Task statement:
Please arrange the data below as a numbered list with blank lines dropped, starting with the line that contains "screen-title-cn: 2025 人工智能合作与治理国际论坛" and going on through the line that contains "brand-lockup-bottom: I-AIIG 清华大学人工智能国际治理研究院".

++++++++++

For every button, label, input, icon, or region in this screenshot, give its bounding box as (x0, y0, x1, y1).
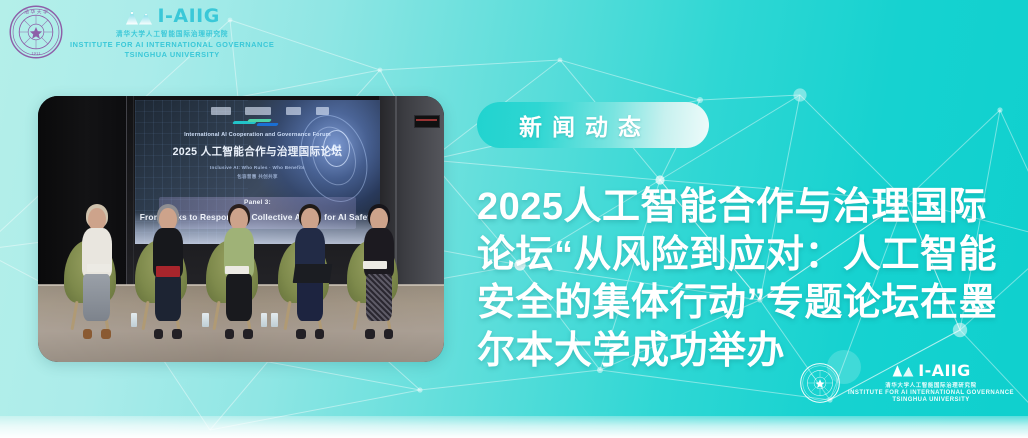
screen-title-cn: 2025 人工智能合作与治理国际论坛 (149, 144, 365, 159)
laptop-prop (292, 264, 331, 283)
bottom-fade-band (0, 416, 1028, 438)
brand-lockup-bottom: I-AIIG 清华大学人工智能国际治理研究院 INSTITUTE FOR AI … (799, 362, 1014, 404)
page-title: 2025人工智能合作与治理国际论坛“从风险到应对：人工智能安全的集体行动”专题论… (477, 183, 997, 375)
sponsor-logos (211, 106, 329, 116)
screen-title-en: International AI Cooperation and Governa… (149, 132, 365, 138)
papers-prop (225, 266, 249, 274)
brand-lockup-top: 清 华 大 学 1911 I-AIIG 清华大学人工智能国际治 (8, 4, 274, 60)
papers-prop (87, 264, 111, 272)
brand-name-en-line1: INSTITUTE FOR AI INTERNATIONAL GOVERNANC… (70, 40, 274, 49)
water-bottle (271, 313, 277, 328)
brand-name-cn: 清华大学人工智能国际治理研究院 (116, 28, 228, 38)
red-book-prop (156, 266, 180, 277)
aiig-peaks-icon (124, 8, 154, 26)
tsinghua-seal-icon: 清 华 大 学 1911 (8, 4, 64, 60)
news-category-label: 新闻动态 (519, 108, 651, 142)
panel-discussion-photo: AI International AI Cooperation and Gove… (38, 96, 444, 362)
news-category-badge[interactable]: 新闻动态 (477, 102, 709, 148)
brand-name-cn: 清华大学人工智能国际治理研究院 (885, 381, 976, 389)
screen-subtitle-en: Inclusive AI: Who Rules · Who Benefits (149, 165, 365, 170)
screen-subtitle-cn: 包容普惠 共创共享 (149, 174, 365, 180)
brand-name-en-line2: TSINGHUA UNIVERSITY (125, 50, 220, 59)
water-bottle (131, 313, 137, 328)
exit-sign (414, 115, 440, 128)
brand-wordmark: I-AIIG (918, 363, 970, 379)
aiig-peaks-icon (891, 363, 915, 378)
svg-text:1911: 1911 (31, 51, 40, 55)
news-banner-poster: 清 华 大 学 1911 I-AIIG 清华大学人工智能国际治 (0, 0, 1028, 438)
brand-wordmark: I-AIIG (157, 7, 219, 26)
papers-prop (363, 261, 387, 269)
water-bottle (202, 313, 208, 328)
brand-name-en-line1: INSTITUTE FOR AI INTERNATIONAL GOVERNANC… (848, 390, 1014, 396)
panelist (357, 208, 402, 333)
brand-name-en-line2: TSINGHUA UNIVERSITY (892, 397, 969, 403)
water-bottle (261, 313, 267, 328)
svg-text:清 华 大 学: 清 华 大 学 (24, 9, 48, 16)
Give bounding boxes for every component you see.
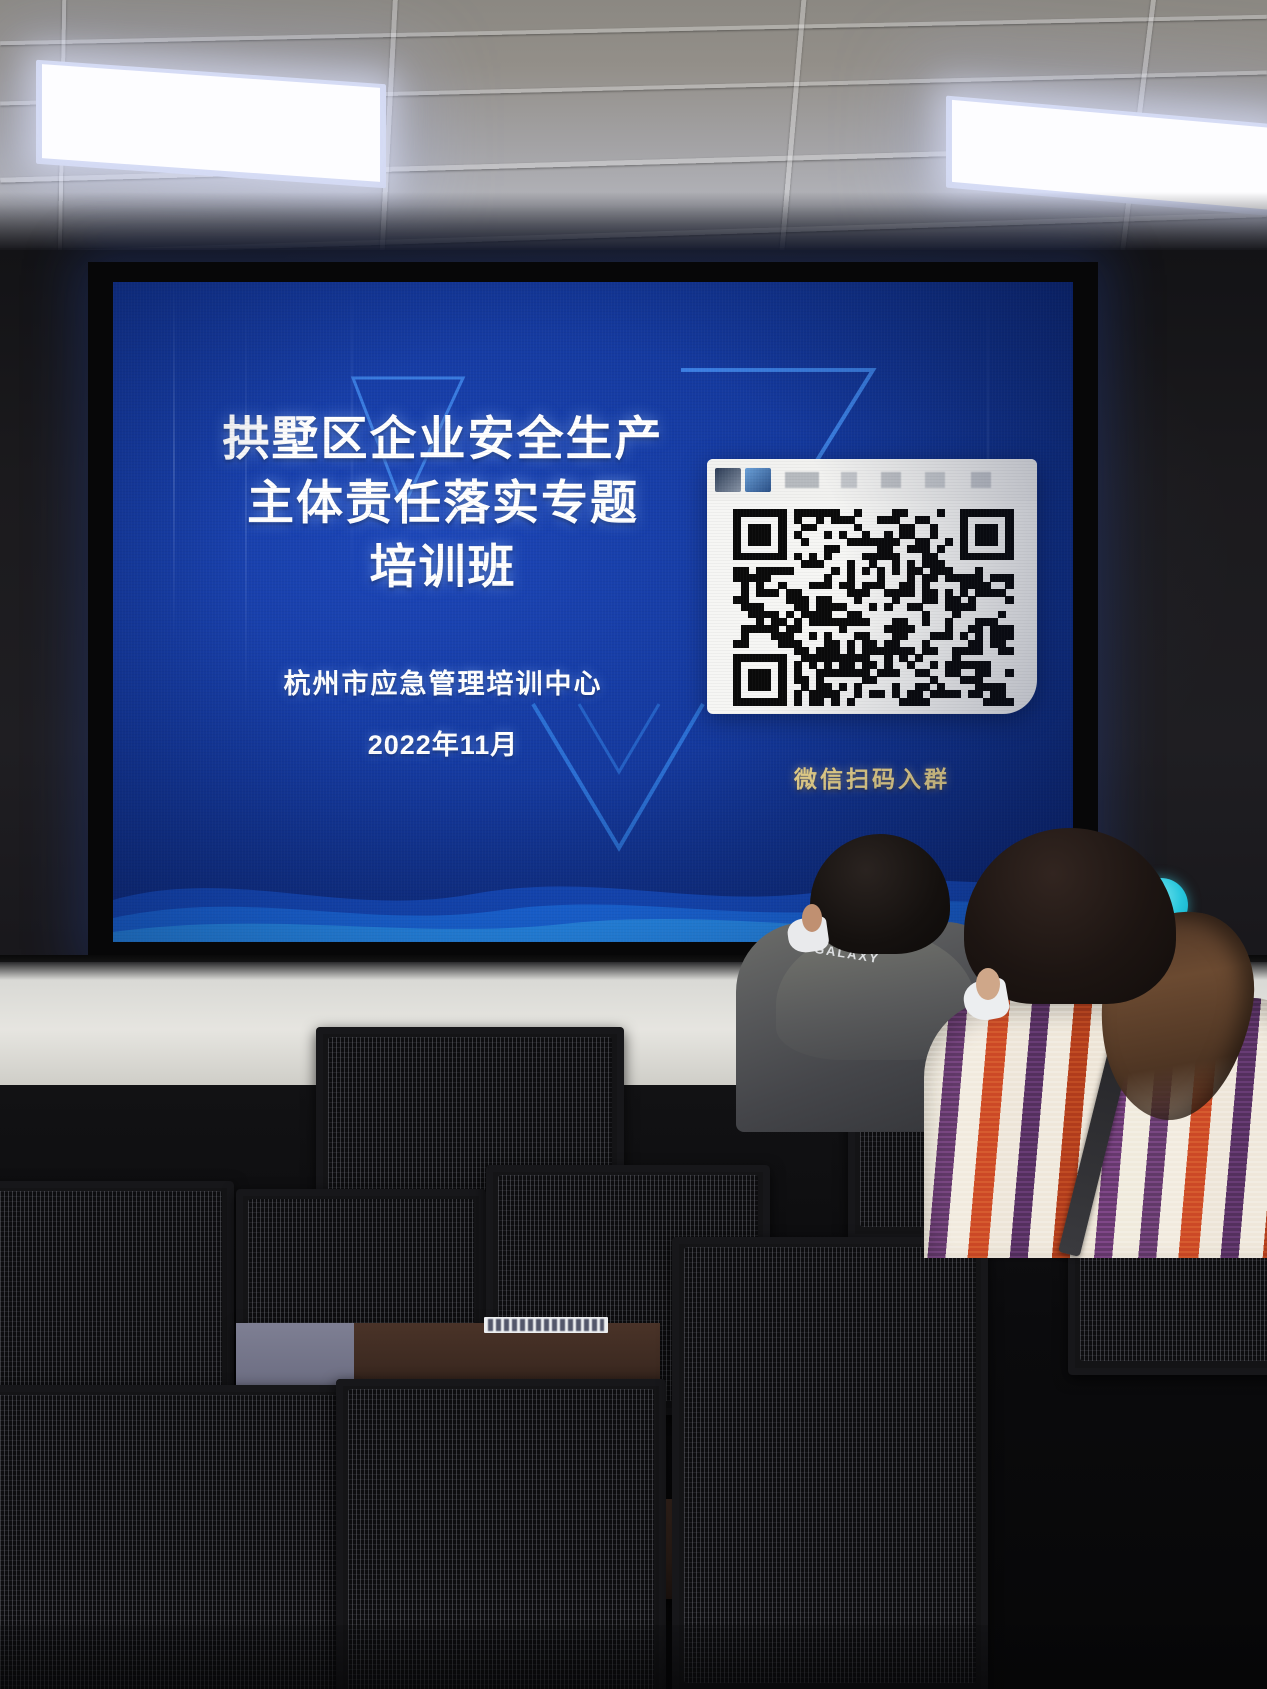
slide-title: 拱墅区企业安全生产 主体责任落实专题 培训班 bbox=[163, 407, 723, 599]
chair[interactable] bbox=[0, 1181, 234, 1411]
qr-caption: 微信扫码入群 bbox=[707, 760, 1037, 794]
slide-subtitle-block: 杭州市应急管理培训中心 2022年11月 bbox=[173, 662, 713, 762]
hair bbox=[810, 834, 950, 954]
chair-frame bbox=[0, 1181, 234, 1411]
slide-title-line-2: 主体责任落实专题 bbox=[163, 471, 723, 535]
name-card bbox=[484, 1317, 608, 1333]
slide-organization: 杭州市应急管理培训中心 bbox=[173, 662, 713, 701]
ear bbox=[802, 904, 822, 932]
chair-frame bbox=[672, 1237, 988, 1689]
suspended-tile-ceiling bbox=[0, 0, 1267, 262]
qr-card-header bbox=[707, 459, 1037, 501]
qr-card-header-text bbox=[785, 472, 1029, 488]
classroom-photo: 拱墅区企业安全生产 主体责任落实专题 培训班 杭州市应急管理培训中心 2022年… bbox=[0, 0, 1267, 1689]
qr-code-image bbox=[733, 509, 1013, 705]
wechat-group-qr-card bbox=[707, 459, 1037, 714]
ear bbox=[976, 968, 1000, 1000]
avatar-thumbnail-icon bbox=[745, 468, 771, 492]
slide-date: 2022年11月 bbox=[173, 723, 713, 762]
name-card-text bbox=[488, 1319, 604, 1331]
attendee-front-right bbox=[948, 818, 1267, 1248]
slide-title-line-3: 培训班 bbox=[163, 535, 723, 599]
chair[interactable] bbox=[672, 1237, 988, 1689]
avatar-thumbnail-icon bbox=[715, 468, 741, 492]
ceiling-runner bbox=[0, 15, 1267, 46]
foreground-shadow bbox=[0, 1625, 1267, 1689]
slide-title-line-1: 拱墅区企业安全生产 bbox=[163, 407, 723, 471]
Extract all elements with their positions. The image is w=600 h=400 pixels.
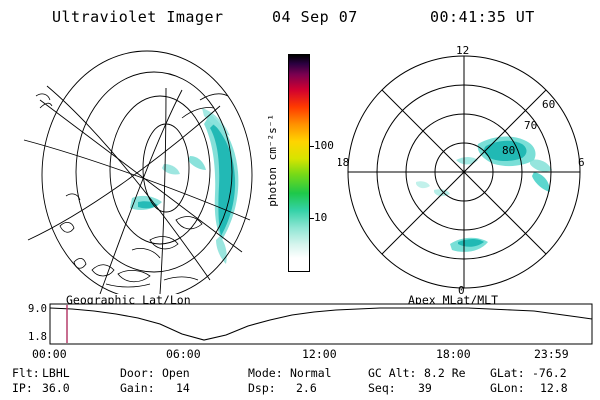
footer-row-2: IP: 36.0 Gain: 14 Dsp: 2.6 Seq: 39 GLon:… [0,381,600,396]
gc-altitude-strip-plot: 9.0 1.8 [6,303,594,345]
footer-glat-label: GLat: [490,366,525,380]
mlat-label-70: 70 [524,119,537,132]
footer-gain-label: Gain: [120,381,155,395]
footer-door-value: Open [162,366,190,380]
mlat-label-60: 60 [542,98,555,111]
footer-gcalt-value: 8.2 Re [424,366,466,380]
footer-ip-label: IP: [12,381,33,395]
footer-gain-value: 14 [176,381,190,395]
footer-mode-value: Normal [290,366,332,380]
mlt-label-6: 6 [578,156,585,169]
footer-dsp-value: 2.6 [296,381,317,395]
apex-map-svg: 12 18 6 0 60 70 80 [338,44,590,294]
footer-glat-value: -76.2 [532,366,567,380]
footer-seq-value: 39 [418,381,432,395]
footer-gcalt-label: GC Alt: [368,366,416,380]
footer-seq-label: Seq: [368,381,396,395]
strip-xtick-1: 06:00 [166,347,201,361]
strip-xtick-4: 23:59 [534,347,569,361]
strip-xtick-3: 18:00 [436,347,471,361]
geographic-map-svg [14,44,266,294]
colorbar-tick-label-100: 100 [314,139,334,152]
colorbar-gradient [288,54,310,272]
footer-status: Flt: LBHL Door: Open Mode: Normal GC Alt… [0,366,600,400]
geographic-map-panel [14,44,266,294]
observation-date: 04 Sep 07 [272,8,358,26]
strip-ytick-9: 9.0 [28,303,47,315]
header: Ultraviolet Imager 04 Sep 07 00:41:35 UT [0,6,600,28]
mlt-label-18: 18 [338,156,349,169]
footer-mode-label: Mode: [248,366,283,380]
footer-flt-label: Flt: [12,366,40,380]
gc-altitude-strip-svg: 9.0 1.8 [6,303,594,345]
footer-ip-value: 36.0 [42,381,70,395]
apex-mlat-mlt-panel: 12 18 6 0 60 70 80 [338,44,590,294]
footer-door-label: Door: [120,366,155,380]
colorbar-tick-label-10: 10 [314,211,327,224]
footer-row-1: Flt: LBHL Door: Open Mode: Normal GC Alt… [0,366,600,381]
mlat-graticule [348,56,580,288]
footer-glon-value: 12.8 [540,381,568,395]
footer-dsp-label: Dsp: [248,381,276,395]
strip-ytick-1: 1.8 [28,331,47,343]
colorbar-axis-label: photon cm⁻²s⁻¹ [266,114,282,207]
geo-aurora-emission [130,108,238,264]
colorbar-gradient-svg [289,55,309,271]
strip-xtick-2: 12:00 [302,347,337,361]
uvi-summary-plot: Ultraviolet Imager 04 Sep 07 00:41:35 UT [0,0,600,400]
observation-time: 00:41:35 UT [430,8,535,26]
geo-coastlines [36,94,228,287]
footer-glon-label: GLon: [490,381,525,395]
strip-xtick-0: 00:00 [32,347,67,361]
colorbar: photon cm⁻²s⁻¹ [270,50,338,290]
mlat-label-80: 80 [502,144,515,157]
instrument-title: Ultraviolet Imager [52,8,224,26]
strip-x-tick-labels: 00:00 06:00 12:00 18:00 23:59 [6,347,594,361]
mlt-label-12: 12 [456,44,469,57]
footer-flt-value: LBHL [42,366,70,380]
mlat-aurora-emission [416,137,552,252]
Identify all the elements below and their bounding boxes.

++++++++++

Final answer:
1. screen-title-cn: 2025 人工智能合作与治理国际论坛 (149, 144, 365, 159)
2. laptop-prop (292, 264, 331, 283)
3. bottom-fade-band (0, 416, 1028, 438)
4. brand-lockup-bottom: I-AIIG 清华大学人工智能国际治理研究院 INSTITUTE FOR AI … (799, 362, 1014, 404)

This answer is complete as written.